> [Exercise prompt]:
Below are some entries. Output each one exactly as it appears.

> [Dataset extract]:
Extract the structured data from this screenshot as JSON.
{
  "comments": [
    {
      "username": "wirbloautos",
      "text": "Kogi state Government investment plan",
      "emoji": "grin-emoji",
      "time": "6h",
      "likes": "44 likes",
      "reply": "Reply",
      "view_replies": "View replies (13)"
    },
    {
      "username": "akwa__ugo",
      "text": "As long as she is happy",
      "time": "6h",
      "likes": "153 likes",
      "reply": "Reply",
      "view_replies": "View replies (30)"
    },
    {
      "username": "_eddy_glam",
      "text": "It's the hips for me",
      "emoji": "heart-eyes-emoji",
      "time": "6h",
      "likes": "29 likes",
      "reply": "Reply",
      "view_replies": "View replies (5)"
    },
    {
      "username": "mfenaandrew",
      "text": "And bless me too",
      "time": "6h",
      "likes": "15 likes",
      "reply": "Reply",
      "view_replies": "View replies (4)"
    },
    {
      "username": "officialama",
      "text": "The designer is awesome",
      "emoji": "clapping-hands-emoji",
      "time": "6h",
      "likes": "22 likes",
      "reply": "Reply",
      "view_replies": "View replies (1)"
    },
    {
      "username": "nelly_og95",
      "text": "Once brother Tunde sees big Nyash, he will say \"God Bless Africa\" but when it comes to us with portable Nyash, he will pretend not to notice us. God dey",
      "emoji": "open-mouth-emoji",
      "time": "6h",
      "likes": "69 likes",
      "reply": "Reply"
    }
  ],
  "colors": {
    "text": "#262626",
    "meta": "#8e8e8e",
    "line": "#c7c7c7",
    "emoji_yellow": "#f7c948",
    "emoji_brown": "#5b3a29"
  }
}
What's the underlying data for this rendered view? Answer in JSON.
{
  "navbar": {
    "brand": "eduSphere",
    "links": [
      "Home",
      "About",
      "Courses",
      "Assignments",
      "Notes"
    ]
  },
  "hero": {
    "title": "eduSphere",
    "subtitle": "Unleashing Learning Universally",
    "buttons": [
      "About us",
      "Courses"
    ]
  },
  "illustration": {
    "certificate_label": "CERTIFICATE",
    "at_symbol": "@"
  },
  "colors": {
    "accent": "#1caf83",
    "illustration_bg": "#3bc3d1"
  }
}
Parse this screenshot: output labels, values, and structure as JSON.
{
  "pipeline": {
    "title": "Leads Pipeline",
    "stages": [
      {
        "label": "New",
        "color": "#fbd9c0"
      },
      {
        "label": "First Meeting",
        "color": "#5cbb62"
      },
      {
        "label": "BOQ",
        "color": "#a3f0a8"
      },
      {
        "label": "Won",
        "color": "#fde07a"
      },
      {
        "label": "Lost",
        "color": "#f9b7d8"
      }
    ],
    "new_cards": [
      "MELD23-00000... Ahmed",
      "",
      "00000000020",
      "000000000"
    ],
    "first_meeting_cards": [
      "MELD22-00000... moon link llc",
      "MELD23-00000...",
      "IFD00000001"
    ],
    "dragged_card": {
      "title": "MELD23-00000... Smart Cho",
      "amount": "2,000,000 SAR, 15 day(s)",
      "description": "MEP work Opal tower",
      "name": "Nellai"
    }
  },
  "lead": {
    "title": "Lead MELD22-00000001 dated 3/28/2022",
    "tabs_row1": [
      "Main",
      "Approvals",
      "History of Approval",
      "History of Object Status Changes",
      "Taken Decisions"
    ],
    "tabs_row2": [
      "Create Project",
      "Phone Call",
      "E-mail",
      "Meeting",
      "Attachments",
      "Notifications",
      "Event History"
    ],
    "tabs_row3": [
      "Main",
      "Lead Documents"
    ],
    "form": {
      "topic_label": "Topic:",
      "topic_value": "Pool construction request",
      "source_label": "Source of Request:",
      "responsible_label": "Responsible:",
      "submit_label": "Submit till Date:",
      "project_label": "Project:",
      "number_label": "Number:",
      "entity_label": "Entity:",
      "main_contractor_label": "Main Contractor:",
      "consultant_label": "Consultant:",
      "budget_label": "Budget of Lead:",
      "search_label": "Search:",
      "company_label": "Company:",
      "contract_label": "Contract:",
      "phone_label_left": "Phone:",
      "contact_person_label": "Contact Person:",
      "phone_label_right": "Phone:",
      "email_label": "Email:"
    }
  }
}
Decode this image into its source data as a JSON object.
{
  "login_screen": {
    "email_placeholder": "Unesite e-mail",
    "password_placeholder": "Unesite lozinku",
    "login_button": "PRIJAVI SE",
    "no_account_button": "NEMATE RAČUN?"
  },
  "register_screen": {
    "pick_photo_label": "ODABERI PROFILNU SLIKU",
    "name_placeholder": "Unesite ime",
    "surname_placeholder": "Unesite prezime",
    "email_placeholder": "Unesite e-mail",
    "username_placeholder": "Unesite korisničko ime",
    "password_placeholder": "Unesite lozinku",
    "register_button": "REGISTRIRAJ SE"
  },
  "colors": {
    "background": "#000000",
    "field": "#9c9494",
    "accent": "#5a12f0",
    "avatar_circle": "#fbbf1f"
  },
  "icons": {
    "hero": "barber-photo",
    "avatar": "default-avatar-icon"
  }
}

> [Full response]:
Extract the structured data from this screenshot as JSON.
{
  "comments": [
    {
      "username": "wirbloautos",
      "text": "Kogi state Government investment plan",
      "emoji": "grin-emoji",
      "time": "6h",
      "likes": "44 likes",
      "reply": "Reply",
      "view_replies": "View replies (13)"
    },
    {
      "username": "akwa__ugo",
      "text": "As long as she is happy",
      "time": "6h",
      "likes": "153 likes",
      "reply": "Reply",
      "view_replies": "View replies (30)"
    },
    {
      "username": "_eddy_glam",
      "text": "It's the hips for me",
      "emoji": "heart-eyes-emoji",
      "time": "6h",
      "likes": "29 likes",
      "reply": "Reply",
      "view_replies": "View replies (5)"
    },
    {
      "username": "mfenaandrew",
      "text": "And bless me too",
      "time": "6h",
      "likes": "15 likes",
      "reply": "Reply",
      "view_replies": "View replies (4)"
    },
    {
      "username": "officialama",
      "text": "The designer is awesome",
      "emoji": "clapping-hands-emoji",
      "time": "6h",
      "likes": "22 likes",
      "reply": "Reply",
      "view_replies": "View replies (1)"
    },
    {
      "username": "nelly_og95",
      "text": "Once brother Tunde sees big Nyash, he will say \"God Bless Africa\" but when it comes to us with portable Nyash, he will pretend not to notice us. God dey",
      "emoji": "open-mouth-emoji",
      "time": "6h",
      "likes": "69 likes",
      "reply": "Reply"
    }
  ],
  "colors": {
    "text": "#262626",
    "meta": "#8e8e8e",
    "line": "#c7c7c7",
    "emoji_yellow": "#f7c948",
    "emoji_brown": "#5b3a29"
  }
}
What's the underlying data for this rendered view? Answer in JSON.
{
  "navbar": {
    "brand": "eduSphere",
    "links": [
      "Home",
      "About",
      "Courses",
      "Assignments",
      "Notes"
    ]
  },
  "hero": {
    "title": "eduSphere",
    "subtitle": "Unleashing Learning Universally",
    "buttons": [
      "About us",
      "Courses"
    ]
  },
  "illustration": {
    "certificate_label": "CERTIFICATE",
    "at_symbol": "@"
  },
  "colors": {
    "accent": "#1caf83",
    "illustration_bg": "#3bc3d1"
  }
}
Parse this screenshot: output labels, values, and structure as JSON.
{
  "pipeline": {
    "title": "Leads Pipeline",
    "stages": [
      {
        "label": "New",
        "color": "#fbd9c0"
      },
      {
        "label": "First Meeting",
        "color": "#5cbb62"
      },
      {
        "label": "BOQ",
        "color": "#a3f0a8"
      },
      {
        "label": "Won",
        "color": "#fde07a"
      },
      {
        "label": "Lost",
        "color": "#f9b7d8"
      }
    ],
    "new_cards": [
      "MELD23-00000... Ahmed",
      "",
      "00000000020",
      "000000000"
    ],
    "first_meeting_cards": [
      "MELD22-00000... moon link llc",
      "MELD23-00000...",
      "IFD00000001"
    ],
    "dragged_card": {
      "title": "MELD23-00000... Smart Cho",
      "amount": "2,000,000 SAR, 15 day(s)",
      "description": "MEP work Opal tower",
      "name": "Nellai"
    }
  },
  "lead": {
    "title": "Lead MELD22-00000001 dated 3/28/2022",
    "tabs_row1": [
      "Main",
      "Approvals",
      "History of Approval",
      "History of Object Status Changes",
      "Taken Decisions"
    ],
    "tabs_row2": [
      "Create Project",
      "Phone Call",
      "E-mail",
      "Meeting",
      "Attachments",
      "Notifications",
      "Event History"
    ],
    "tabs_row3": [
      "Main",
      "Lead Documents"
    ],
    "form": {
      "topic_label": "Topic:",
      "topic_value": "Pool construction request",
      "source_label": "Source of Request:",
      "responsible_label": "Responsible:",
      "submit_label": "Submit till Date:",
      "project_label": "Project:",
      "number_label": "Number:",
      "entity_label": "Entity:",
      "main_contractor_label": "Main Contractor:",
      "consultant_label": "Consultant:",
      "budget_label": "Budget of Lead:",
      "search_label": "Search:",
      "company_label": "Company:",
      "contract_label": "Contract:",
      "phone_label_left": "Phone:",
      "contact_person_label": "Contact Person:",
      "phone_label_right": "Phone:",
      "email_label": "Email:"
    }
  }
}
Decode this image into its source data as a JSON object.
{
  "login_screen": {
    "email_placeholder": "Unesite e-mail",
    "password_placeholder": "Unesite lozinku",
    "login_button": "PRIJAVI SE",
    "no_account_button": "NEMATE RAČUN?"
  },
  "register_screen": {
    "pick_photo_label": "ODABERI PROFILNU SLIKU",
    "name_placeholder": "Unesite ime",
    "surname_placeholder": "Unesite prezime",
    "email_placeholder": "Unesite e-mail",
    "username_placeholder": "Unesite korisničko ime",
    "password_placeholder": "Unesite lozinku",
    "register_button": "REGISTRIRAJ SE"
  },
  "colors": {
    "background": "#000000",
    "field": "#9c9494",
    "accent": "#5a12f0",
    "avatar_circle": "#fbbf1f"
  },
  "icons": {
    "hero": "barber-photo",
    "avatar": "default-avatar-icon"
  }
}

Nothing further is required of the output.